--- START GIVEN PASSAGE ---

For first-timers (as I did at first), I'd suggest taking a little nibble of a piece of the fish to get a feel for the taste and texture before putting the whole slice

in your mouth. But, since wasting food is considered the height of rudeness, it would help to go with someone who likes the type of fish you're trying, and will finish it for you if you can't. (I've had some amusing incidents where I simply couldn't stand what I ordered - unagi, octopus, salmon eggs, and raw scallops among them - and had to finish it off myself because my sushi buddy wouldn't help!)

Today, my favorites are raw salmon, tuna, yellowtail, shrimp, and surf clam nigiri (slices on a cute little bed of rice) with a small amount of soy sauce. I especially love the salmon with a paper-thin slice of lemon on top. Sorry this post is so long, this article just started a huge craving and I can't shut up about it.

Post 11

I've tried both sashimi and cooked varieties of sushi, and though I do prefer the cooked kind, I do occasionally enjoy sashimi as an appetizer. I never eat it with chopsticks, though.

I do feel a little conspicuous using a fork in a Japanese restaurant, but evidently, I'm not the only one. The waiters always leave both forks and chopsticks on the table, so I guess that guests request forks more often than I thought.

I like mixing the sweet ginger with the soy sauce. I avoid the wasabi, because it is way too hot for my tastebuds!

Post 10

I don't see how anyone could stand to put a piece of raw meat in their mouth. A slice of sashimi just looks like a slice of raw chicken to me, and no one would ever dream of eating raw chicken!

I know that it's been prepared by experts, but still, it just seems gross. Even if it can't kill me or make me sick, I just don't think I could tolerate the texture.

--- END GIVEN PASSAGE ---

* _PROBLEM DETAILS_: According to the sushi discussion, which fish does the first writer especially love topped with a paper-thin slice of lemon?

--- START STORED DATA ---

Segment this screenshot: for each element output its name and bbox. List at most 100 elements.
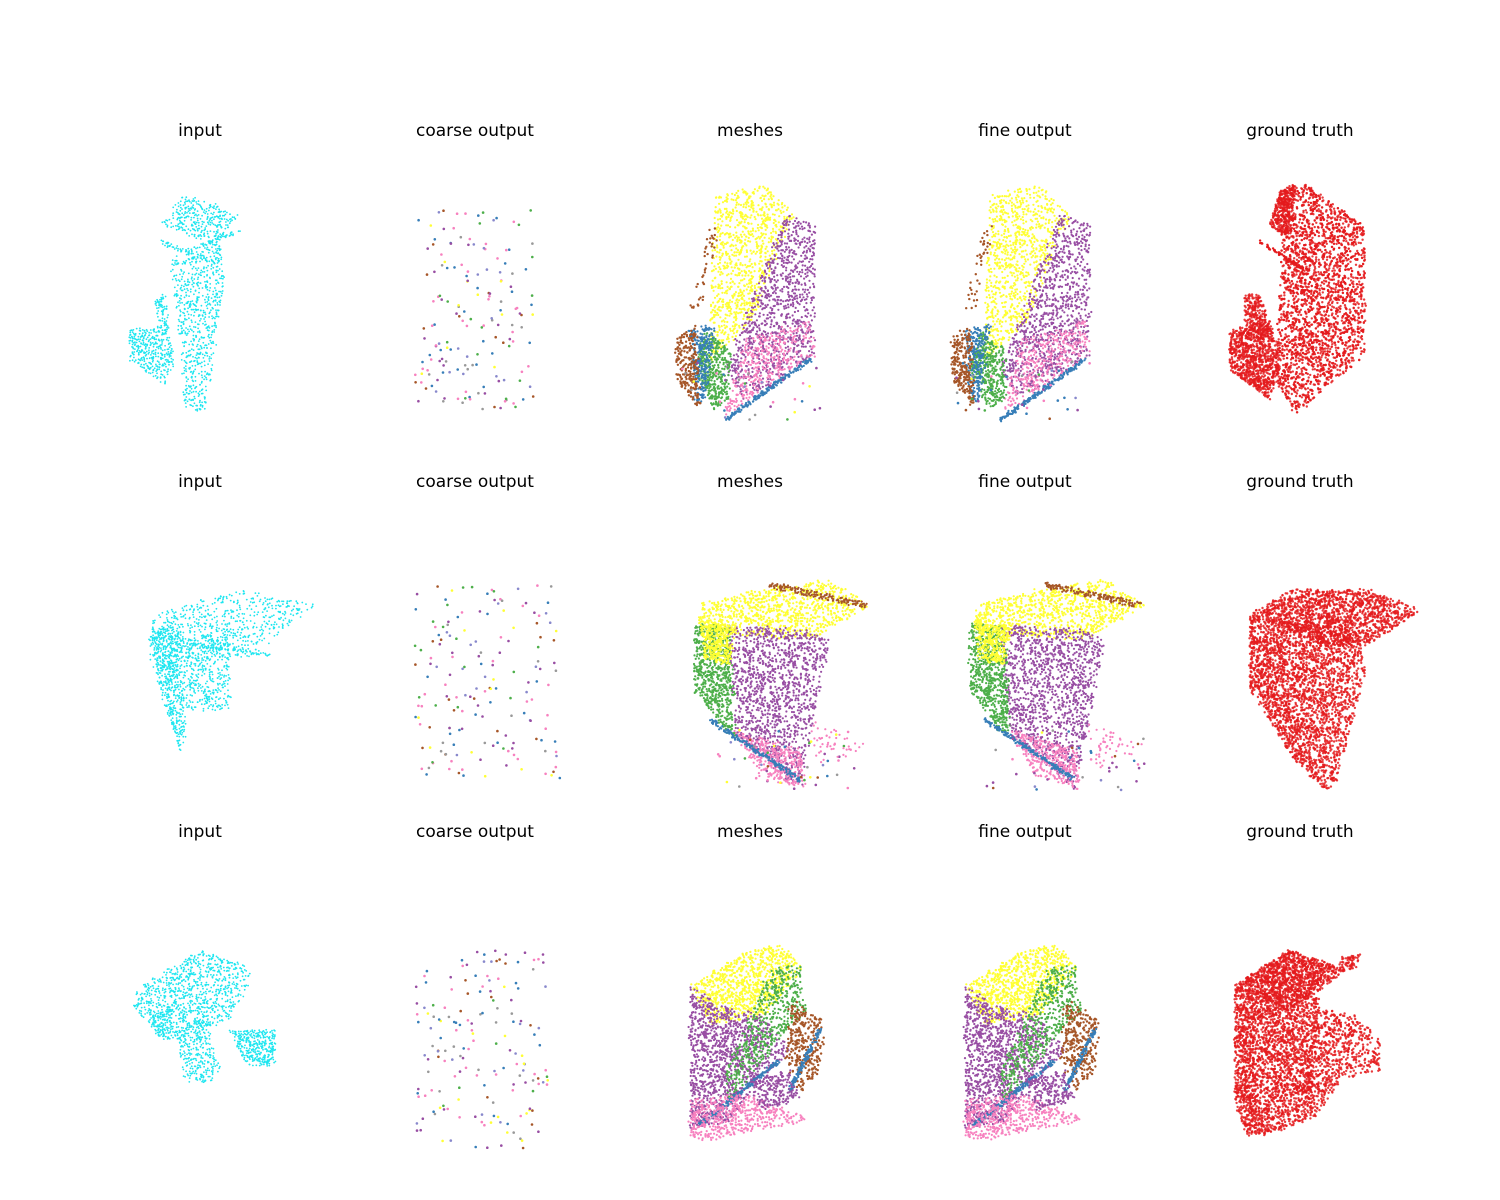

--- END STORED DATA ---

* _RIGHT ANSWER_: Salmon.